_Set task:_ Reproduce the records that follow in full, excluding any picture they contain.

_Extracted entries:_

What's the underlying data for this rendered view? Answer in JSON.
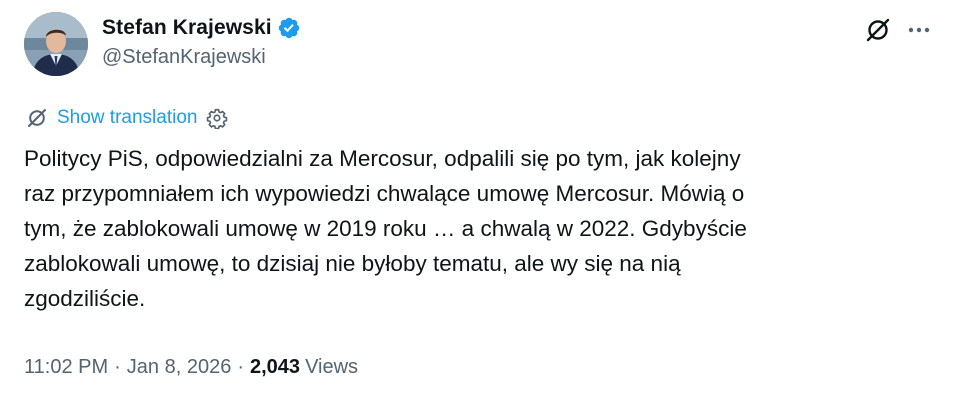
{
  "author": {
    "display_name": "Stefan Krajewski",
    "handle": "@StefanKrajewski",
    "verified": true,
    "verified_color": "#1d9bf0"
  },
  "actions": {
    "grok_icon": "grok-slash-icon",
    "more_icon": "more-horizontal-icon"
  },
  "translation": {
    "link_label": "Show translation",
    "icon": "translate-icon",
    "settings_icon": "gear-icon",
    "link_color": "#1d9bf0"
  },
  "tweet": {
    "lines": [
      "Politycy PiS, odpowiedzialni za Mercosur, odpalili się po tym, jak kolejny",
      "raz przypomniałem ich wypowiedzi chwalące umowę Mercosur. Mówią o",
      "tym, że zablokowali umowę w 2019 roku … a chwalą w 2022. Gdybyście",
      "zablokowali umowę, to dzisiaj nie byłoby tematu, ale wy się na nią",
      "zgodziliście."
    ]
  },
  "meta": {
    "time": "11:02 PM",
    "separator": "·",
    "date": "Jan 8, 2026",
    "views_count": "2,043",
    "views_label": "Views"
  }
}
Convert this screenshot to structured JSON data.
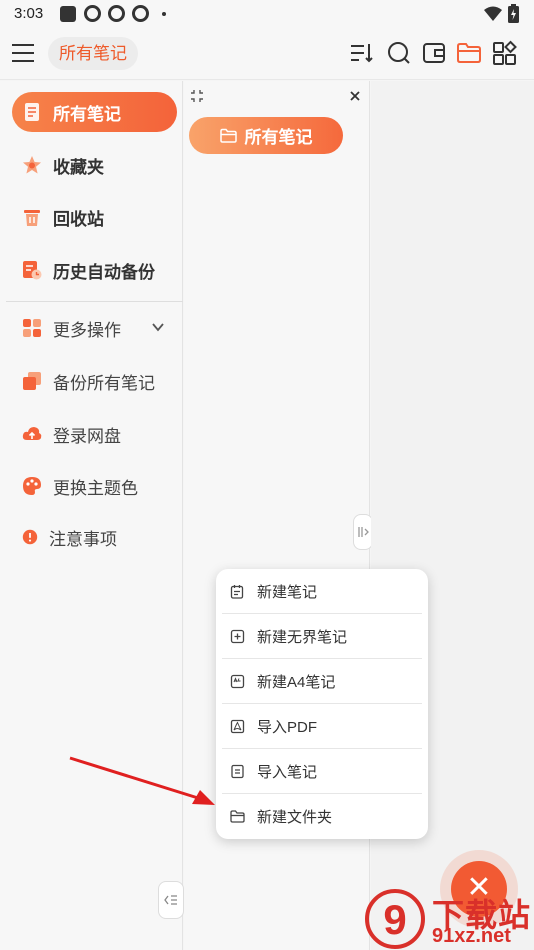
{
  "status_bar": {
    "time": "3:03"
  },
  "app_bar": {
    "title": "所有笔记"
  },
  "drawer": {
    "items": [
      {
        "label": "所有笔记",
        "icon": "notes-icon"
      },
      {
        "label": "收藏夹",
        "icon": "star-icon"
      },
      {
        "label": "回收站",
        "icon": "trash-icon"
      },
      {
        "label": "历史自动备份",
        "icon": "backup-history-icon"
      }
    ],
    "more": [
      {
        "label": "更多操作",
        "icon": "grid-icon"
      },
      {
        "label": "备份所有笔记",
        "icon": "copy-icon"
      },
      {
        "label": "登录网盘",
        "icon": "cloud-upload-icon"
      },
      {
        "label": "更换主题色",
        "icon": "palette-icon"
      },
      {
        "label": "注意事项",
        "icon": "info-icon"
      }
    ]
  },
  "folder_pane": {
    "folder": "所有笔记"
  },
  "popup_menu": {
    "items": [
      {
        "label": "新建笔记"
      },
      {
        "label": "新建无界笔记"
      },
      {
        "label": "新建A4笔记"
      },
      {
        "label": "导入PDF"
      },
      {
        "label": "导入笔记"
      },
      {
        "label": "新建文件夹"
      }
    ]
  },
  "fab": {
    "symbol": "✕"
  },
  "watermark": {
    "text": "下载站",
    "url": "91xz.net",
    "logo": "9"
  },
  "colors": {
    "accent": "#f4633a",
    "accent_light": "#f9a36a",
    "watermark": "#d9302a"
  }
}
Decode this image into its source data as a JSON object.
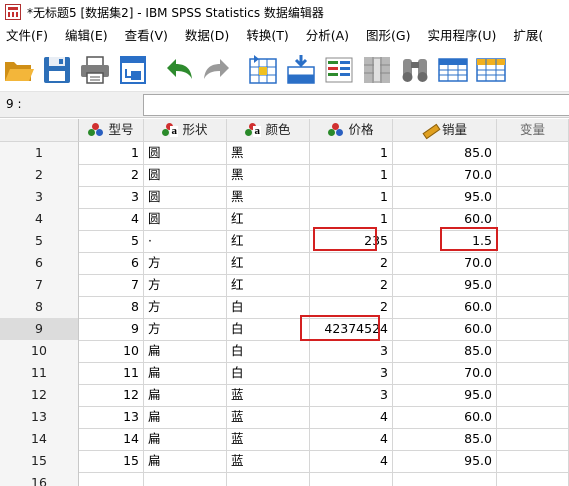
{
  "window": {
    "title": "*无标题5 [数据集2] - IBM SPSS Statistics 数据编辑器"
  },
  "menu": [
    "文件(F)",
    "编辑(E)",
    "查看(V)",
    "数据(D)",
    "转换(T)",
    "分析(A)",
    "图形(G)",
    "实用程序(U)",
    "扩展("
  ],
  "toolbar": {
    "icons": [
      "open-folder-icon",
      "save-icon",
      "print-icon",
      "dialog-recall-icon",
      "undo-icon",
      "redo-icon",
      "goto-case-icon",
      "goto-variable-icon",
      "variables-icon",
      "run-descriptives-icon",
      "find-icon",
      "insert-cases-icon",
      "insert-variable-icon"
    ],
    "colors": {
      "undo": "#2e8b2e",
      "redo": "#9a9a9a",
      "folder": "#e8a626",
      "accent": "#2a6fc7"
    }
  },
  "cell_reference": {
    "label": "9 :",
    "value": ""
  },
  "columns": [
    {
      "name": "型号",
      "icon": "nominal-icon"
    },
    {
      "name": "形状",
      "icon": "string-nominal-icon"
    },
    {
      "name": "颜色",
      "icon": "string-nominal-icon"
    },
    {
      "name": "价格",
      "icon": "nominal-icon"
    },
    {
      "name": "销量",
      "icon": "scale-icon"
    },
    {
      "name": "变量",
      "icon": ""
    }
  ],
  "rows": [
    {
      "num": "1",
      "values": [
        "1",
        "圆",
        "黑",
        "1",
        "85.0",
        ""
      ]
    },
    {
      "num": "2",
      "values": [
        "2",
        "圆",
        "黑",
        "1",
        "70.0",
        ""
      ]
    },
    {
      "num": "3",
      "values": [
        "3",
        "圆",
        "黑",
        "1",
        "95.0",
        ""
      ]
    },
    {
      "num": "4",
      "values": [
        "4",
        "圆",
        "红",
        "1",
        "60.0",
        ""
      ]
    },
    {
      "num": "5",
      "values": [
        "5",
        "·",
        "红",
        "235",
        "1.5",
        ""
      ]
    },
    {
      "num": "6",
      "values": [
        "6",
        "方",
        "红",
        "2",
        "70.0",
        ""
      ]
    },
    {
      "num": "7",
      "values": [
        "7",
        "方",
        "红",
        "2",
        "95.0",
        ""
      ]
    },
    {
      "num": "8",
      "values": [
        "8",
        "方",
        "白",
        "2",
        "60.0",
        ""
      ]
    },
    {
      "num": "9",
      "values": [
        "9",
        "方",
        "白",
        "42374524",
        "60.0",
        ""
      ]
    },
    {
      "num": "10",
      "values": [
        "10",
        "扁",
        "白",
        "3",
        "85.0",
        ""
      ]
    },
    {
      "num": "11",
      "values": [
        "11",
        "扁",
        "白",
        "3",
        "70.0",
        ""
      ]
    },
    {
      "num": "12",
      "values": [
        "12",
        "扁",
        "蓝",
        "3",
        "95.0",
        ""
      ]
    },
    {
      "num": "13",
      "values": [
        "13",
        "扁",
        "蓝",
        "4",
        "60.0",
        ""
      ]
    },
    {
      "num": "14",
      "values": [
        "14",
        "扁",
        "蓝",
        "4",
        "85.0",
        ""
      ]
    },
    {
      "num": "15",
      "values": [
        "15",
        "扁",
        "蓝",
        "4",
        "95.0",
        ""
      ]
    },
    {
      "num": "16",
      "values": [
        "",
        "",
        "",
        "",
        "",
        ""
      ]
    }
  ],
  "selected_row": "9",
  "highlight_color": "#d42020"
}
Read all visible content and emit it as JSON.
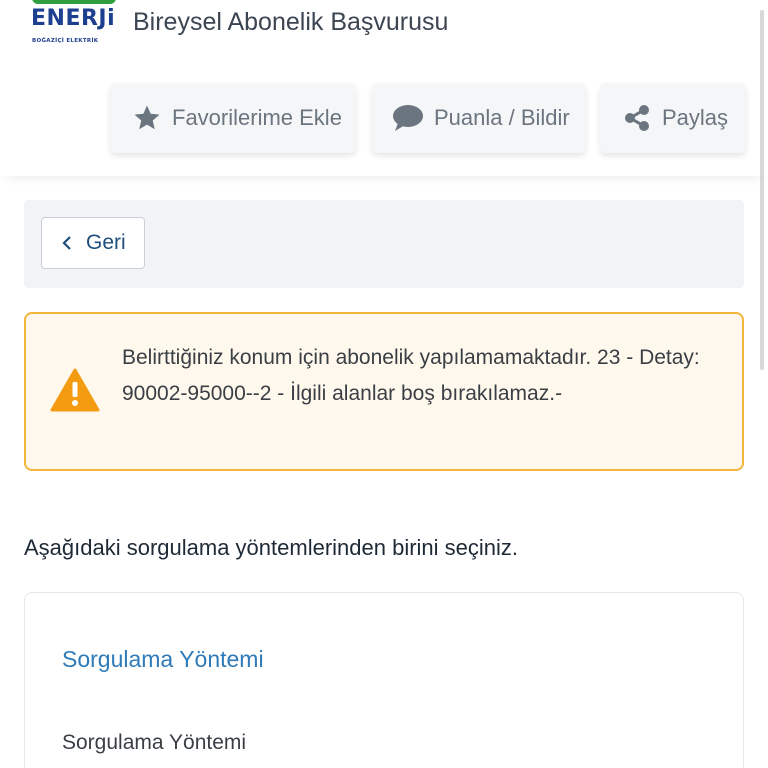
{
  "header": {
    "logo": {
      "word": "ENERJi",
      "sub": "BOĞAZİÇİ ELEKTRİK"
    },
    "title": "Bireysel Abonelik Başvurusu",
    "actions": {
      "favorite": "Favorilerime Ekle",
      "rate": "Puanla / Bildir",
      "share": "Paylaş"
    }
  },
  "back": {
    "label": "Geri"
  },
  "alert": {
    "message": "Belirttiğiniz konum için abonelik yapılamamaktadır. 23 - Detay: 90002-95000--2 - İlgili alanlar boş bırakılamaz.-"
  },
  "instruction": "Aşağıdaki sorgulama yöntemlerinden birini seçiniz.",
  "card": {
    "title": "Sorgulama Yöntemi",
    "field_label": "Sorgulama Yöntemi"
  },
  "colors": {
    "alert_border": "#f4b63a",
    "alert_icon": "#f39c12",
    "link_blue": "#2f7ab8",
    "brand_green": "#2e9e3e",
    "brand_navy": "#1d3f8f"
  }
}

_Exercise solution:_
What's the underlying data for this rendered view? Answer in JSON.
{
  "author": {
    "display_name": "Stefan Krajewski",
    "handle": "@StefanKrajewski",
    "verified": true,
    "verified_color": "#1d9bf0"
  },
  "actions": {
    "grok_icon": "grok-slash-icon",
    "more_icon": "more-horizontal-icon"
  },
  "translation": {
    "link_label": "Show translation",
    "icon": "translate-icon",
    "settings_icon": "gear-icon",
    "link_color": "#1d9bf0"
  },
  "tweet": {
    "lines": [
      "Politycy PiS, odpowiedzialni za Mercosur, odpalili się po tym, jak kolejny",
      "raz przypomniałem ich wypowiedzi chwalące umowę Mercosur. Mówią o",
      "tym, że zablokowali umowę w 2019 roku … a chwalą w 2022. Gdybyście",
      "zablokowali umowę, to dzisiaj nie byłoby tematu, ale wy się na nią",
      "zgodziliście."
    ]
  },
  "meta": {
    "time": "11:02 PM",
    "separator": "·",
    "date": "Jan 8, 2026",
    "views_count": "2,043",
    "views_label": "Views"
  }
}
Convert this screenshot to structured JSON data.
{
  "status_bar": {
    "time": "3:03"
  },
  "app_bar": {
    "title": "所有笔记"
  },
  "drawer": {
    "items": [
      {
        "label": "所有笔记",
        "icon": "notes-icon"
      },
      {
        "label": "收藏夹",
        "icon": "star-icon"
      },
      {
        "label": "回收站",
        "icon": "trash-icon"
      },
      {
        "label": "历史自动备份",
        "icon": "backup-history-icon"
      }
    ],
    "more": [
      {
        "label": "更多操作",
        "icon": "grid-icon"
      },
      {
        "label": "备份所有笔记",
        "icon": "copy-icon"
      },
      {
        "label": "登录网盘",
        "icon": "cloud-upload-icon"
      },
      {
        "label": "更换主题色",
        "icon": "palette-icon"
      },
      {
        "label": "注意事项",
        "icon": "info-icon"
      }
    ]
  },
  "folder_pane": {
    "folder": "所有笔记"
  },
  "popup_menu": {
    "items": [
      {
        "label": "新建笔记"
      },
      {
        "label": "新建无界笔记"
      },
      {
        "label": "新建A4笔记"
      },
      {
        "label": "导入PDF"
      },
      {
        "label": "导入笔记"
      },
      {
        "label": "新建文件夹"
      }
    ]
  },
  "fab": {
    "symbol": "✕"
  },
  "watermark": {
    "text": "下载站",
    "url": "91xz.net",
    "logo": "9"
  },
  "colors": {
    "accent": "#f4633a",
    "accent_light": "#f9a36a",
    "watermark": "#d9302a"
  }
}
Decode this image into its source data as a JSON object.
{
  "window": {
    "title": "*无标题5 [数据集2] - IBM SPSS Statistics 数据编辑器"
  },
  "menu": [
    "文件(F)",
    "编辑(E)",
    "查看(V)",
    "数据(D)",
    "转换(T)",
    "分析(A)",
    "图形(G)",
    "实用程序(U)",
    "扩展("
  ],
  "toolbar": {
    "icons": [
      "open-folder-icon",
      "save-icon",
      "print-icon",
      "dialog-recall-icon",
      "undo-icon",
      "redo-icon",
      "goto-case-icon",
      "goto-variable-icon",
      "variables-icon",
      "run-descriptives-icon",
      "find-icon",
      "insert-cases-icon",
      "insert-variable-icon"
    ],
    "colors": {
      "undo": "#2e8b2e",
      "redo": "#9a9a9a",
      "folder": "#e8a626",
      "accent": "#2a6fc7"
    }
  },
  "cell_reference": {
    "label": "9 :",
    "value": ""
  },
  "columns": [
    {
      "name": "型号",
      "icon": "nominal-icon"
    },
    {
      "name": "形状",
      "icon": "string-nominal-icon"
    },
    {
      "name": "颜色",
      "icon": "string-nominal-icon"
    },
    {
      "name": "价格",
      "icon": "nominal-icon"
    },
    {
      "name": "销量",
      "icon": "scale-icon"
    },
    {
      "name": "变量",
      "icon": ""
    }
  ],
  "rows": [
    {
      "num": "1",
      "values": [
        "1",
        "圆",
        "黑",
        "1",
        "85.0",
        ""
      ]
    },
    {
      "num": "2",
      "values": [
        "2",
        "圆",
        "黑",
        "1",
        "70.0",
        ""
      ]
    },
    {
      "num": "3",
      "values": [
        "3",
        "圆",
        "黑",
        "1",
        "95.0",
        ""
      ]
    },
    {
      "num": "4",
      "values": [
        "4",
        "圆",
        "红",
        "1",
        "60.0",
        ""
      ]
    },
    {
      "num": "5",
      "values": [
        "5",
        "·",
        "红",
        "235",
        "1.5",
        ""
      ]
    },
    {
      "num": "6",
      "values": [
        "6",
        "方",
        "红",
        "2",
        "70.0",
        ""
      ]
    },
    {
      "num": "7",
      "values": [
        "7",
        "方",
        "红",
        "2",
        "95.0",
        ""
      ]
    },
    {
      "num": "8",
      "values": [
        "8",
        "方",
        "白",
        "2",
        "60.0",
        ""
      ]
    },
    {
      "num": "9",
      "values": [
        "9",
        "方",
        "白",
        "42374524",
        "60.0",
        ""
      ]
    },
    {
      "num": "10",
      "values": [
        "10",
        "扁",
        "白",
        "3",
        "85.0",
        ""
      ]
    },
    {
      "num": "11",
      "values": [
        "11",
        "扁",
        "白",
        "3",
        "70.0",
        ""
      ]
    },
    {
      "num": "12",
      "values": [
        "12",
        "扁",
        "蓝",
        "3",
        "95.0",
        ""
      ]
    },
    {
      "num": "13",
      "values": [
        "13",
        "扁",
        "蓝",
        "4",
        "60.0",
        ""
      ]
    },
    {
      "num": "14",
      "values": [
        "14",
        "扁",
        "蓝",
        "4",
        "85.0",
        ""
      ]
    },
    {
      "num": "15",
      "values": [
        "15",
        "扁",
        "蓝",
        "4",
        "95.0",
        ""
      ]
    },
    {
      "num": "16",
      "values": [
        "",
        "",
        "",
        "",
        "",
        ""
      ]
    }
  ],
  "selected_row": "9",
  "highlight_color": "#d42020"
}
Read all visible content and emit it as JSON.
{
  "header": {
    "logo": {
      "word": "ENERJi",
      "sub": "BOĞAZİÇİ ELEKTRİK"
    },
    "title": "Bireysel Abonelik Başvurusu",
    "actions": {
      "favorite": "Favorilerime Ekle",
      "rate": "Puanla / Bildir",
      "share": "Paylaş"
    }
  },
  "back": {
    "label": "Geri"
  },
  "alert": {
    "message": "Belirttiğiniz konum için abonelik yapılamamaktadır. 23 - Detay: 90002-95000--2 - İlgili alanlar boş bırakılamaz.-"
  },
  "instruction": "Aşağıdaki sorgulama yöntemlerinden birini seçiniz.",
  "card": {
    "title": "Sorgulama Yöntemi",
    "field_label": "Sorgulama Yöntemi"
  },
  "colors": {
    "alert_border": "#f4b63a",
    "alert_icon": "#f39c12",
    "link_blue": "#2f7ab8",
    "brand_green": "#2e9e3e",
    "brand_navy": "#1d3f8f"
  }
}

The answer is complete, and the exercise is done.